### GIVEN PROBLEM
Copy everything from the start of the records down through the line containing "header-diameter-unit: [m] [925,258,1016,324]", substituting "row-illuminance" for "row-lux" and leaving all else unchanged.

Layout region records
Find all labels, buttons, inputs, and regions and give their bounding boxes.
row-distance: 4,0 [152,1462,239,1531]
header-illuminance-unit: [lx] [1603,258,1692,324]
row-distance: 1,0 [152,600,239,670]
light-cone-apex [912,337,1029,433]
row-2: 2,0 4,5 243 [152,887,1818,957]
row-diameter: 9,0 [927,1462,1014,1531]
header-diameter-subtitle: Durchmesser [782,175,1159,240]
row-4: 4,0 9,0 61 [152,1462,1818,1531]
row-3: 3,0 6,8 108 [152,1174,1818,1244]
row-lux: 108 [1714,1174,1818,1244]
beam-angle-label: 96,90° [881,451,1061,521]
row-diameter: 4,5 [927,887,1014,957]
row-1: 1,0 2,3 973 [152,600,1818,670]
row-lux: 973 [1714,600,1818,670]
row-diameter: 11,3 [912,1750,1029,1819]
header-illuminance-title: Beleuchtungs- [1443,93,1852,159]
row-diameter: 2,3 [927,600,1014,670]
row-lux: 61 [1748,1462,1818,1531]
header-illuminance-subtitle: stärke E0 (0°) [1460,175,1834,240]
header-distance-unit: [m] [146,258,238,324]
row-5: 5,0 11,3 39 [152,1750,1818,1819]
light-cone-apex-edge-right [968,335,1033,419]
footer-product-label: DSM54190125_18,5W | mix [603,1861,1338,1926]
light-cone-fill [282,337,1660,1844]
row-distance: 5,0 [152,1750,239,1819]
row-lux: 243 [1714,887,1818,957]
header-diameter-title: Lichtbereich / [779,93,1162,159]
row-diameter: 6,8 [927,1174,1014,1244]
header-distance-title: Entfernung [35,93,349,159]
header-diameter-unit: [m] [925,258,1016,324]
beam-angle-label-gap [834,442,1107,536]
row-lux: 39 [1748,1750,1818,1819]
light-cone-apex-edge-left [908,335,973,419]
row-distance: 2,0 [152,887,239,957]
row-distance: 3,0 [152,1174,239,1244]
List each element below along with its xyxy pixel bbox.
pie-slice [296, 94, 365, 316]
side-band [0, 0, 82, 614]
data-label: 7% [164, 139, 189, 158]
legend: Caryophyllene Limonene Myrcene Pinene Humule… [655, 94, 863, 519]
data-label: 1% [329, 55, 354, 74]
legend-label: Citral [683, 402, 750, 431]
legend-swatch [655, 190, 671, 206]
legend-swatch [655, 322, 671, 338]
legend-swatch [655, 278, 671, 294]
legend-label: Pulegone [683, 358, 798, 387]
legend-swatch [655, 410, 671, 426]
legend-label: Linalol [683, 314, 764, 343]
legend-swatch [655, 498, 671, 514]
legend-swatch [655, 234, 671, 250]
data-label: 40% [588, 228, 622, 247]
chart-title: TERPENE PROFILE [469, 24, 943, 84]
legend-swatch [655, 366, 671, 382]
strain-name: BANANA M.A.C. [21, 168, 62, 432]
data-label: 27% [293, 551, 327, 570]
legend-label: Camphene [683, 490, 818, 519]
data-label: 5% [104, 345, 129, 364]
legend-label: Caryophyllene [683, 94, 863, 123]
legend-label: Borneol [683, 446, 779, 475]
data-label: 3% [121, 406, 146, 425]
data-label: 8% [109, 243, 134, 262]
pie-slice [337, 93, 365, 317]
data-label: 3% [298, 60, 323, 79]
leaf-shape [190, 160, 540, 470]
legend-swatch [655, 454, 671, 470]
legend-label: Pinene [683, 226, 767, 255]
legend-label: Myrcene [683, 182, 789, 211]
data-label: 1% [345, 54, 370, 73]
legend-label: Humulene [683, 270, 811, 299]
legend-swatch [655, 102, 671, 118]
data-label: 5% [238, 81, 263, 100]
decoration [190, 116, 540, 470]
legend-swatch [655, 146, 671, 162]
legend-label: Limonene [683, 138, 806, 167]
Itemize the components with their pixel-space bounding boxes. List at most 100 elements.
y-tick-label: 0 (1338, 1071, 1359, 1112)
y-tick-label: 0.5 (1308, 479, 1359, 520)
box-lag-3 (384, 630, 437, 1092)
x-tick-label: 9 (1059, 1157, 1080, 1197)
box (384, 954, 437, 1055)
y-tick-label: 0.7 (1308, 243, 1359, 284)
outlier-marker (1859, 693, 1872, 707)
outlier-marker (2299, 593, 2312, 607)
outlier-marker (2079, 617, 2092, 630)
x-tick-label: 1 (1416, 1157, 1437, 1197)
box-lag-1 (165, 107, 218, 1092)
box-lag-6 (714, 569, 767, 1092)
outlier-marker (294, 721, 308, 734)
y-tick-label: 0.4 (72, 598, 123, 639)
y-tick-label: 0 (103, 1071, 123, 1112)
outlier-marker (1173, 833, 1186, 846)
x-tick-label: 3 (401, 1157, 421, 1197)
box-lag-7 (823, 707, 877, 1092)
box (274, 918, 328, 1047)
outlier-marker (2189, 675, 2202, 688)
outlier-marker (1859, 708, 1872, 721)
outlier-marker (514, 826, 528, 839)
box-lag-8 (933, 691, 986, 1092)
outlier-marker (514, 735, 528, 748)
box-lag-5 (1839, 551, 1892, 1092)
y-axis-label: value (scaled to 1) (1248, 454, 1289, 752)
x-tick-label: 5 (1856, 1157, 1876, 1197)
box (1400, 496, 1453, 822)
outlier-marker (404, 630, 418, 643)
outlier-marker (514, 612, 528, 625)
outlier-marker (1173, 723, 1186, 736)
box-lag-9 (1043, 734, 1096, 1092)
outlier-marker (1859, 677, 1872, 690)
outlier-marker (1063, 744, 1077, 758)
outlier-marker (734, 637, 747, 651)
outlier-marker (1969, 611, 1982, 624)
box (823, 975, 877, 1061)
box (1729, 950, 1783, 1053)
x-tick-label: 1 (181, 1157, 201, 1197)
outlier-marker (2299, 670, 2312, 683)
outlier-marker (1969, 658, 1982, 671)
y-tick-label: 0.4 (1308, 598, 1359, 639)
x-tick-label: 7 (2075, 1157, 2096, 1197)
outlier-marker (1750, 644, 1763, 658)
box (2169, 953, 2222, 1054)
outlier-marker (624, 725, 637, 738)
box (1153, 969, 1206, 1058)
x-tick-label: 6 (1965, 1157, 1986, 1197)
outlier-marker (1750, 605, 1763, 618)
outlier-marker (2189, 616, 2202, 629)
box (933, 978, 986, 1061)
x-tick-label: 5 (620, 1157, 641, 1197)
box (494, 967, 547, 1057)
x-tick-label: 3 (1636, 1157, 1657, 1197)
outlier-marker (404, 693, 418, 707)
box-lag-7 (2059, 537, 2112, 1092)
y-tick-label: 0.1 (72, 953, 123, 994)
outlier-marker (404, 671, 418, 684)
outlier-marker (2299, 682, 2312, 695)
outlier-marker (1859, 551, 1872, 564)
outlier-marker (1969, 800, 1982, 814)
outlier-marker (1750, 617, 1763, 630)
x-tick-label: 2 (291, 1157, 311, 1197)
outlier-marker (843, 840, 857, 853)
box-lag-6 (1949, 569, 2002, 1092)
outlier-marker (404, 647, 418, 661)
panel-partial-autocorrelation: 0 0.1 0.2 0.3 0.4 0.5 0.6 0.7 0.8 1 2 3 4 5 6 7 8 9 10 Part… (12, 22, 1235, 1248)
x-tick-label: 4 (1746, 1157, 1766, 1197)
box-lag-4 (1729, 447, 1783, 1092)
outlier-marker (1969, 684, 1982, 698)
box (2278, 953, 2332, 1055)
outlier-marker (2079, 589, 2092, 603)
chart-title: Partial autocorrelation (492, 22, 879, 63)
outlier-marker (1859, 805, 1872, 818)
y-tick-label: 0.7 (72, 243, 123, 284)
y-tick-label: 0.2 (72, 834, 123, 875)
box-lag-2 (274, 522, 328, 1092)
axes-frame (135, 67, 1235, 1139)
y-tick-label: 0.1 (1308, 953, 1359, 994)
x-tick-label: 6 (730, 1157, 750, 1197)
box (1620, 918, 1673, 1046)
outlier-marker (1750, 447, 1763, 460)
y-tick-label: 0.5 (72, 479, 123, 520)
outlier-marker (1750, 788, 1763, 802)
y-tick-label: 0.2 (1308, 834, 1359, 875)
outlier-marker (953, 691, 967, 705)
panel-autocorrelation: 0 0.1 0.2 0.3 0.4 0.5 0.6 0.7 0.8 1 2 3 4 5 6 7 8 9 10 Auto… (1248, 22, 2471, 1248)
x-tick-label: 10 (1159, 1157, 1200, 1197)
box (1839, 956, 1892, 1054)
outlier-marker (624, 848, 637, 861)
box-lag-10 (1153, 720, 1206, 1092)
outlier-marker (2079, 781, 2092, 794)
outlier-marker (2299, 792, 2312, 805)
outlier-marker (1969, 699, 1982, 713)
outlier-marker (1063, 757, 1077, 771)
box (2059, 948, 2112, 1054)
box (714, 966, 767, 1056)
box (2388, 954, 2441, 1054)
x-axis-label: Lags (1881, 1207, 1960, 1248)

### FINISHED TASK
Find all labels, buttons, inputs, and regions and give their bounding boxes.
row-distance: 4,0 [152,1462,239,1531]
header-illuminance-unit: [lx] [1603,258,1692,324]
row-distance: 1,0 [152,600,239,670]
light-cone-apex [912,337,1029,433]
row-2: 2,0 4,5 243 [152,887,1818,957]
row-diameter: 9,0 [927,1462,1014,1531]
header-diameter-subtitle: Durchmesser [782,175,1159,240]
row-4: 4,0 9,0 61 [152,1462,1818,1531]
row-3: 3,0 6,8 108 [152,1174,1818,1244]
row-illuminance: 108 [1714,1174,1818,1244]
beam-angle-label: 96,90° [881,451,1061,521]
row-diameter: 4,5 [927,887,1014,957]
row-1: 1,0 2,3 973 [152,600,1818,670]
row-illuminance: 973 [1714,600,1818,670]
row-diameter: 11,3 [912,1750,1029,1819]
header-illuminance-title: Beleuchtungs- [1443,93,1852,159]
row-diameter: 2,3 [927,600,1014,670]
row-illuminance: 61 [1748,1462,1818,1531]
header-illuminance-subtitle: stärke E0 (0°) [1460,175,1834,240]
header-distance-unit: [m] [146,258,238,324]
row-5: 5,0 11,3 39 [152,1750,1818,1819]
light-cone-apex-edge-right [968,335,1033,419]
footer-product-label: DSM54190125_18,5W | mix [603,1861,1338,1926]
light-cone-fill [282,337,1660,1844]
row-distance: 5,0 [152,1750,239,1819]
row-illuminance: 243 [1714,887,1818,957]
header-diameter-title: Lichtbereich / [779,93,1162,159]
row-diameter: 6,8 [927,1174,1014,1244]
header-distance-title: Entfernung [35,93,349,159]
header-diameter-unit: [m] [925,258,1016,324]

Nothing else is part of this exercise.